▸ **What is needed**
Reproduce the records exactly.

▸ **Dataset content**

####

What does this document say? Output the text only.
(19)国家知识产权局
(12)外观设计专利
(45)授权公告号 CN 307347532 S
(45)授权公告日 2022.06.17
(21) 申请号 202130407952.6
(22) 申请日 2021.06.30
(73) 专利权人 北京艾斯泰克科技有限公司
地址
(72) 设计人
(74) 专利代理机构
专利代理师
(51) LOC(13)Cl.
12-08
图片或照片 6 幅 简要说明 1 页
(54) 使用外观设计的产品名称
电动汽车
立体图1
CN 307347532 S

####

▸ **Task result**
What does this document say? Output the text only.
(19)国家知识产权局
(12)外观设计专利
(45)授权公告号 CN 307347532 S
(45)授权公告日 2022.06.17
(21) 申请号 202130407952.6
(22) 申请日 2021.06.30
(73) 专利权人 北京艾斯泰克科技有限公司
地址
(72) 设计人
(74) 专利代理机构
专利代理师
(51) LOC(13)Cl.
12-08
图片或照片 6 幅 简要说明 1 页
(54) 使用外观设计的产品名称
电动汽车
立体图1
CN 307347532 S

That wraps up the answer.